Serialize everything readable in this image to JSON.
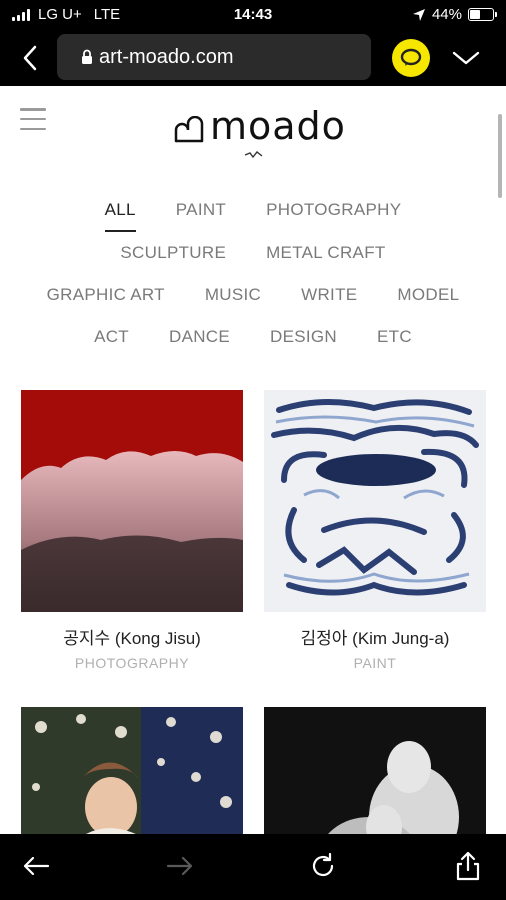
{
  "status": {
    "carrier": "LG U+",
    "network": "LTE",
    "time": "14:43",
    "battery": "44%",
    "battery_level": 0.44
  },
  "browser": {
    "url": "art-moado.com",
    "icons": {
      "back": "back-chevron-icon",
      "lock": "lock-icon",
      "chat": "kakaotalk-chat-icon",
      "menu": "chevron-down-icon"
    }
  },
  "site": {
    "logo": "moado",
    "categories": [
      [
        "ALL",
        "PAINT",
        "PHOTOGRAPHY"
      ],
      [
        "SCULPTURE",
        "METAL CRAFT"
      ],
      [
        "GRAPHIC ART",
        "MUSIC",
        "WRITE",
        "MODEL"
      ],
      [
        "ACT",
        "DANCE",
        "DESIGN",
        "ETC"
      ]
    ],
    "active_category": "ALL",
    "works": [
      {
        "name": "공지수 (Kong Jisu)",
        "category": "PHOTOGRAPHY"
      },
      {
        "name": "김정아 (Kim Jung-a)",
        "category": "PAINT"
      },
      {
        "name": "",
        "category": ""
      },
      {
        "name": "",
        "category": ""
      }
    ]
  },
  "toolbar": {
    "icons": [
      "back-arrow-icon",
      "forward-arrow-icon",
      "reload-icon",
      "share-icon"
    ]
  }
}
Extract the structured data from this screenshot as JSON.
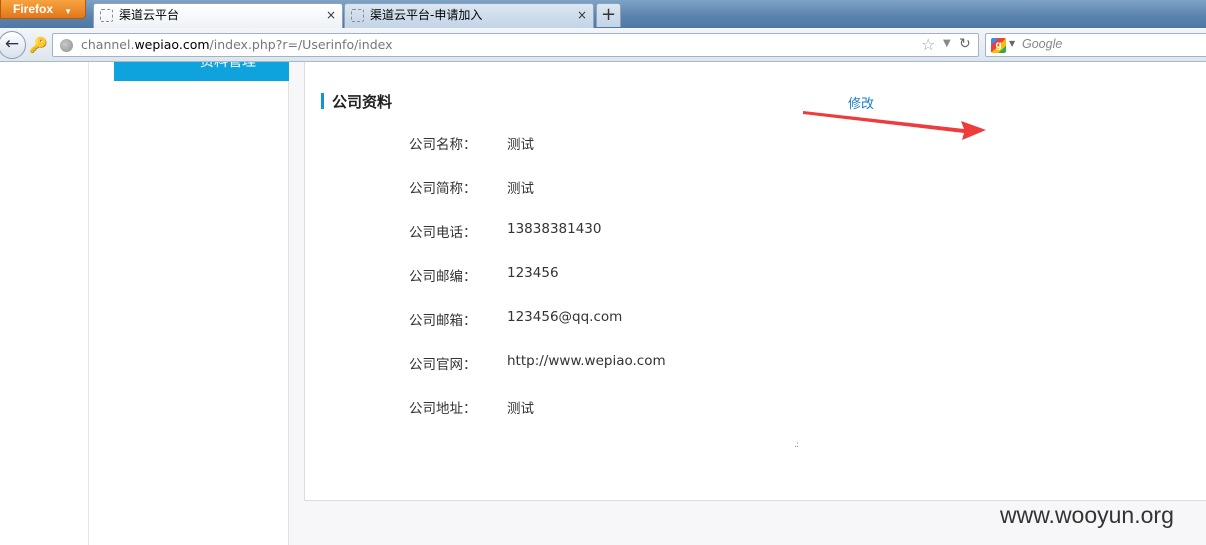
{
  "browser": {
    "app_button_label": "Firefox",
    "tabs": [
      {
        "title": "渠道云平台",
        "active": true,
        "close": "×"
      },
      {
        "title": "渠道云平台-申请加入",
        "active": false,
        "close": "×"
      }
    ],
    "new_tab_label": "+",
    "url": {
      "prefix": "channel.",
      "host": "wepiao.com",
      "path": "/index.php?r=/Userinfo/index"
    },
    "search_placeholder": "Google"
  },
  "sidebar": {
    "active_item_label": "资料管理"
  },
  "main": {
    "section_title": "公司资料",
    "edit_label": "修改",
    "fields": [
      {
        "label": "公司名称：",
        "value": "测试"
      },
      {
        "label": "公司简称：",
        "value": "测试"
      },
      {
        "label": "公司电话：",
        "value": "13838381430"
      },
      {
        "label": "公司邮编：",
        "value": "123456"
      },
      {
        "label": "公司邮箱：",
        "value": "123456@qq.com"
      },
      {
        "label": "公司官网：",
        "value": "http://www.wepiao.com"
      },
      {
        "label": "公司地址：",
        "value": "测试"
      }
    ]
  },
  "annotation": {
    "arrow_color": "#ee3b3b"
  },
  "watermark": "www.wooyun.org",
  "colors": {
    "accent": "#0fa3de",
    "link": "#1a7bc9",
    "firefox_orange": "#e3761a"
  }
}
—————
> The request
Set down nothing but the lines from the one containing "Extract the structured" to the final line above, both included, with every picture left out.

> Task output
Extract the structured data from this screenshot as JSON.
{
  "browser": {
    "app_button_label": "Firefox",
    "tabs": [
      {
        "title": "渠道云平台",
        "active": true,
        "close": "×"
      },
      {
        "title": "渠道云平台-申请加入",
        "active": false,
        "close": "×"
      }
    ],
    "new_tab_label": "+",
    "url": {
      "prefix": "channel.",
      "host": "wepiao.com",
      "path": "/index.php?r=/Userinfo/index"
    },
    "search_placeholder": "Google"
  },
  "sidebar": {
    "active_item_label": "资料管理"
  },
  "main": {
    "section_title": "公司资料",
    "edit_label": "修改",
    "fields": [
      {
        "label": "公司名称：",
        "value": "测试"
      },
      {
        "label": "公司简称：",
        "value": "测试"
      },
      {
        "label": "公司电话：",
        "value": "13838381430"
      },
      {
        "label": "公司邮编：",
        "value": "123456"
      },
      {
        "label": "公司邮箱：",
        "value": "123456@qq.com"
      },
      {
        "label": "公司官网：",
        "value": "http://www.wepiao.com"
      },
      {
        "label": "公司地址：",
        "value": "测试"
      }
    ]
  },
  "annotation": {
    "arrow_color": "#ee3b3b"
  },
  "watermark": "www.wooyun.org",
  "colors": {
    "accent": "#0fa3de",
    "link": "#1a7bc9",
    "firefox_orange": "#e3761a"
  }
}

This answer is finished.